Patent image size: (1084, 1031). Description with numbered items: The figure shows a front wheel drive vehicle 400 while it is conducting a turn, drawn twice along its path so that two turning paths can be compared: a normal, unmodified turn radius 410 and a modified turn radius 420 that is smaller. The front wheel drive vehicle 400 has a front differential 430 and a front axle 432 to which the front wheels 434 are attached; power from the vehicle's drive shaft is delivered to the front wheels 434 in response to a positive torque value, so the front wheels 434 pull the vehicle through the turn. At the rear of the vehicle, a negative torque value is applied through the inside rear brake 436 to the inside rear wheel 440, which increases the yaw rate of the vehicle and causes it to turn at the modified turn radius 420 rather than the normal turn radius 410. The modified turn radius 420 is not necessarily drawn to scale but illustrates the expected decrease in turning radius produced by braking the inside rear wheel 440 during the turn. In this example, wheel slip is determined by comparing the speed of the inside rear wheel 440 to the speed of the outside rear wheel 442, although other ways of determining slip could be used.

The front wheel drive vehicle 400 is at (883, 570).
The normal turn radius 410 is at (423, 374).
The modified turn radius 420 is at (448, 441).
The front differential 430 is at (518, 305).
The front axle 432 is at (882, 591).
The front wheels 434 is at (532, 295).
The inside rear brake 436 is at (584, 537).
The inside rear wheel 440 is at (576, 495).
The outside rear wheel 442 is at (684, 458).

※ ※ ※

(Instruction):
Copy every line of the records above word for word.

(Problem solution):
Patent image size: (1084, 1031). Description with numbered items: The figure shows a front wheel drive vehicle 400 while it is conducting a turn, drawn twice along its path so that two turning paths can be compared: a normal, unmodified turn radius 410 and a modified turn radius 420 that is smaller. The front wheel drive vehicle 400 has a front differential 430 and a front axle 432 to which the front wheels 434 are attached; power from the vehicle's drive shaft is delivered to the front wheels 434 in response to a positive torque value, so the front wheels 434 pull the vehicle through the turn. At the rear of the vehicle, a negative torque value is applied through the inside rear brake 436 to the inside rear wheel 440, which increases the yaw rate of the vehicle and causes it to turn at the modified turn radius 420 rather than the normal turn radius 410. The modified turn radius 420 is not necessarily drawn to scale but illustrates the expected decrease in turning radius produced by braking the inside rear wheel 440 during the turn. In this example, wheel slip is determined by comparing the speed of the inside rear wheel 440 to the speed of the outside rear wheel 442, although other ways of determining slip could be used.

The front wheel drive vehicle 400 is at (883, 570).
The normal turn radius 410 is at (423, 374).
The modified turn radius 420 is at (448, 441).
The front differential 430 is at (518, 305).
The front axle 432 is at (882, 591).
The front wheels 434 is at (532, 295).
The inside rear brake 436 is at (584, 537).
The inside rear wheel 440 is at (576, 495).
The outside rear wheel 442 is at (684, 458).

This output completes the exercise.